INSTRUCTIONS FOR THE TASK: Every line below is to be quoted exactly, with nothing added or dropped.

□ □ □ □

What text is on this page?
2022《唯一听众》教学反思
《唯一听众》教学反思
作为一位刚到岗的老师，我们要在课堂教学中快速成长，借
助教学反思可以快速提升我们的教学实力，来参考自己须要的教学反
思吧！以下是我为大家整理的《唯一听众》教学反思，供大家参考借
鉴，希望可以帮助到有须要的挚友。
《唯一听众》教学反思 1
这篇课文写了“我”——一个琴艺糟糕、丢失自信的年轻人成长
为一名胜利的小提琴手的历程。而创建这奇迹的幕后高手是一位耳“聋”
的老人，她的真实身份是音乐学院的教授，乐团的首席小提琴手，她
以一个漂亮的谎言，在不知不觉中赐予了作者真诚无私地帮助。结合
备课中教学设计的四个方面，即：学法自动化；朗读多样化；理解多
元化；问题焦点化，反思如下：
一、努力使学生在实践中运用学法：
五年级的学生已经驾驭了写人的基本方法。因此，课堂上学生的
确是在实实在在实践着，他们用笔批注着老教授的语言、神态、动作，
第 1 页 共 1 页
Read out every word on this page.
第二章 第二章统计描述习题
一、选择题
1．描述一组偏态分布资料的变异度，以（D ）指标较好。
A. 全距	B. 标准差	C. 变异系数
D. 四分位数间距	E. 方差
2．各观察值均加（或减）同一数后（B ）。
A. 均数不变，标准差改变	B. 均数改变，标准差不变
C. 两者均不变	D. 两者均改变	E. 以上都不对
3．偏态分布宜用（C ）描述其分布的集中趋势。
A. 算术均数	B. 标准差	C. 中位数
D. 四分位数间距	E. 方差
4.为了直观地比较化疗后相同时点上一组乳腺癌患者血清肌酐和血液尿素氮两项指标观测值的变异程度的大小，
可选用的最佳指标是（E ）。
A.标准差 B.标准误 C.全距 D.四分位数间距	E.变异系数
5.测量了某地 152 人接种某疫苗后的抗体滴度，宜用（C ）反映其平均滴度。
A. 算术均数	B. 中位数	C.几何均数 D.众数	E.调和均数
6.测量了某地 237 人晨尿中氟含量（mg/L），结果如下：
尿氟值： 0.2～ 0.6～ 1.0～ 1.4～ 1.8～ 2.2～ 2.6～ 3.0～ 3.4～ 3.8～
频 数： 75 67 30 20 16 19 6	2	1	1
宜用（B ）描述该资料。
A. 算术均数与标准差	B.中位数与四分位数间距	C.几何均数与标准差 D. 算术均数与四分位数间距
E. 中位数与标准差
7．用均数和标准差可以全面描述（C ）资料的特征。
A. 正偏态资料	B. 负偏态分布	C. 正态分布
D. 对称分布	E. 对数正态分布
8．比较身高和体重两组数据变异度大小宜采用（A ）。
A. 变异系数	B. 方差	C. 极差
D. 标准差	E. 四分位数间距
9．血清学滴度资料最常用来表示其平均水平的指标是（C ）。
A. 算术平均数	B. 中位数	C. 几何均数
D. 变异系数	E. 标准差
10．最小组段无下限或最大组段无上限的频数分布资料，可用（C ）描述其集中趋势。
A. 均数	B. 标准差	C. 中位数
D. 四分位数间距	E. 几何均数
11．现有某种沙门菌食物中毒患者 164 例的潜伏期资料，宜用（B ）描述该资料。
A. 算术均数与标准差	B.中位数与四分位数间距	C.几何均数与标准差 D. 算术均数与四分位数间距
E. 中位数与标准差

□ □ □ □

RESPONSE BELOW:
What text is on this page?
2022《唯一听众》教学反思
《唯一听众》教学反思
作为一位刚到岗的老师，我们要在课堂教学中快速成长，借
助教学反思可以快速提升我们的教学实力，来参考自己须要的教学反
思吧！以下是我为大家整理的《唯一听众》教学反思，供大家参考借
鉴，希望可以帮助到有须要的挚友。
《唯一听众》教学反思 1
这篇课文写了“我”——一个琴艺糟糕、丢失自信的年轻人成长
为一名胜利的小提琴手的历程。而创建这奇迹的幕后高手是一位耳“聋”
的老人，她的真实身份是音乐学院的教授，乐团的首席小提琴手，她
以一个漂亮的谎言，在不知不觉中赐予了作者真诚无私地帮助。结合
备课中教学设计的四个方面，即：学法自动化；朗读多样化；理解多
元化；问题焦点化，反思如下：
一、努力使学生在实践中运用学法：
五年级的学生已经驾驭了写人的基本方法。因此，课堂上学生的
确是在实实在在实践着，他们用笔批注着老教授的语言、神态、动作，
第 1 页 共 1 页
Read out every word on this page.
第二章 第二章统计描述习题
一、选择题
1．描述一组偏态分布资料的变异度，以（D ）指标较好。
A. 全距	B. 标准差	C. 变异系数
D. 四分位数间距	E. 方差
2．各观察值均加（或减）同一数后（B ）。
A. 均数不变，标准差改变	B. 均数改变，标准差不变
C. 两者均不变	D. 两者均改变	E. 以上都不对
3．偏态分布宜用（C ）描述其分布的集中趋势。
A. 算术均数	B. 标准差	C. 中位数
D. 四分位数间距	E. 方差
4.为了直观地比较化疗后相同时点上一组乳腺癌患者血清肌酐和血液尿素氮两项指标观测值的变异程度的大小，
可选用的最佳指标是（E ）。
A.标准差 B.标准误 C.全距 D.四分位数间距	E.变异系数
5.测量了某地 152 人接种某疫苗后的抗体滴度，宜用（C ）反映其平均滴度。
A. 算术均数	B. 中位数	C.几何均数 D.众数	E.调和均数
6.测量了某地 237 人晨尿中氟含量（mg/L），结果如下：
尿氟值： 0.2～ 0.6～ 1.0～ 1.4～ 1.8～ 2.2～ 2.6～ 3.0～ 3.4～ 3.8～
频 数： 75 67 30 20 16 19 6	2	1	1
宜用（B ）描述该资料。
A. 算术均数与标准差	B.中位数与四分位数间距	C.几何均数与标准差 D. 算术均数与四分位数间距
E. 中位数与标准差
7．用均数和标准差可以全面描述（C ）资料的特征。
A. 正偏态资料	B. 负偏态分布	C. 正态分布
D. 对称分布	E. 对数正态分布
8．比较身高和体重两组数据变异度大小宜采用（A ）。
A. 变异系数	B. 方差	C. 极差
D. 标准差	E. 四分位数间距
9．血清学滴度资料最常用来表示其平均水平的指标是（C ）。
A. 算术平均数	B. 中位数	C. 几何均数
D. 变异系数	E. 标准差
10．最小组段无下限或最大组段无上限的频数分布资料，可用（C ）描述其集中趋势。
A. 均数	B. 标准差	C. 中位数
D. 四分位数间距	E. 几何均数
11．现有某种沙门菌食物中毒患者 164 例的潜伏期资料，宜用（B ）描述该资料。
A. 算术均数与标准差	B.中位数与四分位数间距	C.几何均数与标准差 D. 算术均数与四分位数间距
E. 中位数与标准差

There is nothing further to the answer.